--- Begin Supplied entries ---

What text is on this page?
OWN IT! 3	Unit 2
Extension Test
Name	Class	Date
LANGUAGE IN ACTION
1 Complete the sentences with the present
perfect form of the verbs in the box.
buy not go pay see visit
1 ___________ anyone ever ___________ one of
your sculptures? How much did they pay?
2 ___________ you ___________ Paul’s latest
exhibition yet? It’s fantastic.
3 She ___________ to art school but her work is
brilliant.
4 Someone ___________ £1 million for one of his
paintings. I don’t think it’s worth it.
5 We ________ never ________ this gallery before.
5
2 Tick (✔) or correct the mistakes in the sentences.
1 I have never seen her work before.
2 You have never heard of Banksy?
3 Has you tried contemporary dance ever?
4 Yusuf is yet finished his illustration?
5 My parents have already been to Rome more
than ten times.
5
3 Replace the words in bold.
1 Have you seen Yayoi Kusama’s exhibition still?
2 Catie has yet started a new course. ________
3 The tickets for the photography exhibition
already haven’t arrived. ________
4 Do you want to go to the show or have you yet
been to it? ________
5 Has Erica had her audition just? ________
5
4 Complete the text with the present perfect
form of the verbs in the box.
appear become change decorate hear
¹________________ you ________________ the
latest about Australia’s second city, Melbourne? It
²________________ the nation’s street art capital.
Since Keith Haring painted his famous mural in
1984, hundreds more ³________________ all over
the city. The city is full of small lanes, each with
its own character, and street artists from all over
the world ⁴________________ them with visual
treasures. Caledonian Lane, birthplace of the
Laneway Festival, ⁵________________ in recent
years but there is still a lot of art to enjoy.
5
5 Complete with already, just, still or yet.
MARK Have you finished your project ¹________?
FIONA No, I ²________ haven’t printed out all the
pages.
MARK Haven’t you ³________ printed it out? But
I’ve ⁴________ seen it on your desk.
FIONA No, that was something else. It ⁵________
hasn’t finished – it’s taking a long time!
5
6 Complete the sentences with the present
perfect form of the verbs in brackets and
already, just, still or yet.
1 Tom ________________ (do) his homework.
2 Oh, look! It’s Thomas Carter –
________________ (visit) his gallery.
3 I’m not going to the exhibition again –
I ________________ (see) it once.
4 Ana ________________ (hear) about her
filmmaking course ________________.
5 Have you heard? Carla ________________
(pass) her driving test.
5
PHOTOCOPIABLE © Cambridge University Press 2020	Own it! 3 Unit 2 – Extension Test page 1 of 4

--- End Supplied entries ---

Written problem: Using the material above, gather every line that includes "FIONA".

Correct result:
FIONA No, I ²________ haven’t printed out all the
FIONA No, that was something else. It ⁵________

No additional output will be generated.